| BRIEF |
Repeat the whole of the data, keeping every detail the same.

| DATA SHOWN |
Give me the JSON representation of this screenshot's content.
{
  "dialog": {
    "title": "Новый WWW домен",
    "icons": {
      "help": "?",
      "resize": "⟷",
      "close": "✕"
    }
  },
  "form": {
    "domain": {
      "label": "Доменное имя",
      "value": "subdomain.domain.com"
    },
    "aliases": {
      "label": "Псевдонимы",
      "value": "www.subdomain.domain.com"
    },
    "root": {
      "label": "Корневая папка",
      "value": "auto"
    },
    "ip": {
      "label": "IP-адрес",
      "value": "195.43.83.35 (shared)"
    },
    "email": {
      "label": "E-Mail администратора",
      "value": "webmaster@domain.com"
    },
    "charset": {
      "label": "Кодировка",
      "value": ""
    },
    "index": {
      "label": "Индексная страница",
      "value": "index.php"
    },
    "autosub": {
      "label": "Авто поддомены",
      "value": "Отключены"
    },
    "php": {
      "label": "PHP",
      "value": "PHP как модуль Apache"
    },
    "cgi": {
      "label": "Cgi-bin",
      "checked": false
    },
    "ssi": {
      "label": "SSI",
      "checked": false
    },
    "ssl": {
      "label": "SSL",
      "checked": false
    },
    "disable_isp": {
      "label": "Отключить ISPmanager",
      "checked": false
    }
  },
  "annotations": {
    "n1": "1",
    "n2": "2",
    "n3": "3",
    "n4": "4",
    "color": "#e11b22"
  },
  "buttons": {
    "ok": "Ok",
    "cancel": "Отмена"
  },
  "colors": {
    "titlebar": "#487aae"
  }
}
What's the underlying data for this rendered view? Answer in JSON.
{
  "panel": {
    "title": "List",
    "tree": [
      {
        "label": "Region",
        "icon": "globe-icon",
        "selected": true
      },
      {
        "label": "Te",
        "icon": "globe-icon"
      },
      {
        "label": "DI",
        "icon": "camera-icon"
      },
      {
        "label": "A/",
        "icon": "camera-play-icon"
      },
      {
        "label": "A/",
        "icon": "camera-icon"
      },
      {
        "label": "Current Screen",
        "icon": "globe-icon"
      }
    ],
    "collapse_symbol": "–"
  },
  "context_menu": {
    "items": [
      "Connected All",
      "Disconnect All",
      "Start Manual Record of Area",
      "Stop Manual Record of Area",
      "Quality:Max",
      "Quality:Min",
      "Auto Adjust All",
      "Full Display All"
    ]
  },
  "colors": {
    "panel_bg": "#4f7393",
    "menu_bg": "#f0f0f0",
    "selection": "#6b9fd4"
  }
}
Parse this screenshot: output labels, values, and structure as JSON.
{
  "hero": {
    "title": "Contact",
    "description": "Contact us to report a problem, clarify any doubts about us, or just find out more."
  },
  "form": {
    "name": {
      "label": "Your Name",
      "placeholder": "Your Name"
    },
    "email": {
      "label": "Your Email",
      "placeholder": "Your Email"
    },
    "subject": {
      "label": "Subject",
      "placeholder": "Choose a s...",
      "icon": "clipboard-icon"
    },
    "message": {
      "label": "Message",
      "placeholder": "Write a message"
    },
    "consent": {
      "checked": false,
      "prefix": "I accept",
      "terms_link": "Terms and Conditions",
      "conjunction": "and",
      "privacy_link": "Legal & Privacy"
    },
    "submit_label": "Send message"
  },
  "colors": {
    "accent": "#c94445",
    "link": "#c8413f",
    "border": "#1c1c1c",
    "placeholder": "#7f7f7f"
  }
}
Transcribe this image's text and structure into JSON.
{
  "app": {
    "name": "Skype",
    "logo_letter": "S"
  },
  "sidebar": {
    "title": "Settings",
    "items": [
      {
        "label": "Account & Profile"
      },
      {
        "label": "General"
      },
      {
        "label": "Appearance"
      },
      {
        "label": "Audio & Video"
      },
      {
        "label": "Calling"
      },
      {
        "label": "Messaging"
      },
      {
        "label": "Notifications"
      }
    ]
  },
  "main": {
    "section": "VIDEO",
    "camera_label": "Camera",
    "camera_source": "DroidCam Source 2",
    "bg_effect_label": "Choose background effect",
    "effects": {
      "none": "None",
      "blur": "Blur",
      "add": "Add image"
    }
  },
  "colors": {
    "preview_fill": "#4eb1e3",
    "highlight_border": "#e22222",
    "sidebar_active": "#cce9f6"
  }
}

| RESULT FOR THIS TASK |
Give me the JSON representation of this screenshot's content.
{
  "dialog": {
    "title": "Новый WWW домен",
    "icons": {
      "help": "?",
      "resize": "⟷",
      "close": "✕"
    }
  },
  "form": {
    "domain": {
      "label": "Доменное имя",
      "value": "subdomain.domain.com"
    },
    "aliases": {
      "label": "Псевдонимы",
      "value": "www.subdomain.domain.com"
    },
    "root": {
      "label": "Корневая папка",
      "value": "auto"
    },
    "ip": {
      "label": "IP-адрес",
      "value": "195.43.83.35 (shared)"
    },
    "email": {
      "label": "E-Mail администратора",
      "value": "webmaster@domain.com"
    },
    "charset": {
      "label": "Кодировка",
      "value": ""
    },
    "index": {
      "label": "Индексная страница",
      "value": "index.php"
    },
    "autosub": {
      "label": "Авто поддомены",
      "value": "Отключены"
    },
    "php": {
      "label": "PHP",
      "value": "PHP как модуль Apache"
    },
    "cgi": {
      "label": "Cgi-bin",
      "checked": false
    },
    "ssi": {
      "label": "SSI",
      "checked": false
    },
    "ssl": {
      "label": "SSL",
      "checked": false
    },
    "disable_isp": {
      "label": "Отключить ISPmanager",
      "checked": false
    }
  },
  "annotations": {
    "n1": "1",
    "n2": "2",
    "n3": "3",
    "n4": "4",
    "color": "#e11b22"
  },
  "buttons": {
    "ok": "Ok",
    "cancel": "Отмена"
  },
  "colors": {
    "titlebar": "#487aae"
  }
}
What's the underlying data for this rendered view? Answer in JSON.
{
  "panel": {
    "title": "List",
    "tree": [
      {
        "label": "Region",
        "icon": "globe-icon",
        "selected": true
      },
      {
        "label": "Te",
        "icon": "globe-icon"
      },
      {
        "label": "DI",
        "icon": "camera-icon"
      },
      {
        "label": "A/",
        "icon": "camera-play-icon"
      },
      {
        "label": "A/",
        "icon": "camera-icon"
      },
      {
        "label": "Current Screen",
        "icon": "globe-icon"
      }
    ],
    "collapse_symbol": "–"
  },
  "context_menu": {
    "items": [
      "Connected All",
      "Disconnect All",
      "Start Manual Record of Area",
      "Stop Manual Record of Area",
      "Quality:Max",
      "Quality:Min",
      "Auto Adjust All",
      "Full Display All"
    ]
  },
  "colors": {
    "panel_bg": "#4f7393",
    "menu_bg": "#f0f0f0",
    "selection": "#6b9fd4"
  }
}
Parse this screenshot: output labels, values, and structure as JSON.
{
  "hero": {
    "title": "Contact",
    "description": "Contact us to report a problem, clarify any doubts about us, or just find out more."
  },
  "form": {
    "name": {
      "label": "Your Name",
      "placeholder": "Your Name"
    },
    "email": {
      "label": "Your Email",
      "placeholder": "Your Email"
    },
    "subject": {
      "label": "Subject",
      "placeholder": "Choose a s...",
      "icon": "clipboard-icon"
    },
    "message": {
      "label": "Message",
      "placeholder": "Write a message"
    },
    "consent": {
      "checked": false,
      "prefix": "I accept",
      "terms_link": "Terms and Conditions",
      "conjunction": "and",
      "privacy_link": "Legal & Privacy"
    },
    "submit_label": "Send message"
  },
  "colors": {
    "accent": "#c94445",
    "link": "#c8413f",
    "border": "#1c1c1c",
    "placeholder": "#7f7f7f"
  }
}
Transcribe this image's text and structure into JSON.
{
  "app": {
    "name": "Skype",
    "logo_letter": "S"
  },
  "sidebar": {
    "title": "Settings",
    "items": [
      {
        "label": "Account & Profile"
      },
      {
        "label": "General"
      },
      {
        "label": "Appearance"
      },
      {
        "label": "Audio & Video"
      },
      {
        "label": "Calling"
      },
      {
        "label": "Messaging"
      },
      {
        "label": "Notifications"
      }
    ]
  },
  "main": {
    "section": "VIDEO",
    "camera_label": "Camera",
    "camera_source": "DroidCam Source 2",
    "bg_effect_label": "Choose background effect",
    "effects": {
      "none": "None",
      "blur": "Blur",
      "add": "Add image"
    }
  },
  "colors": {
    "preview_fill": "#4eb1e3",
    "highlight_border": "#e22222",
    "sidebar_active": "#cce9f6"
  }
}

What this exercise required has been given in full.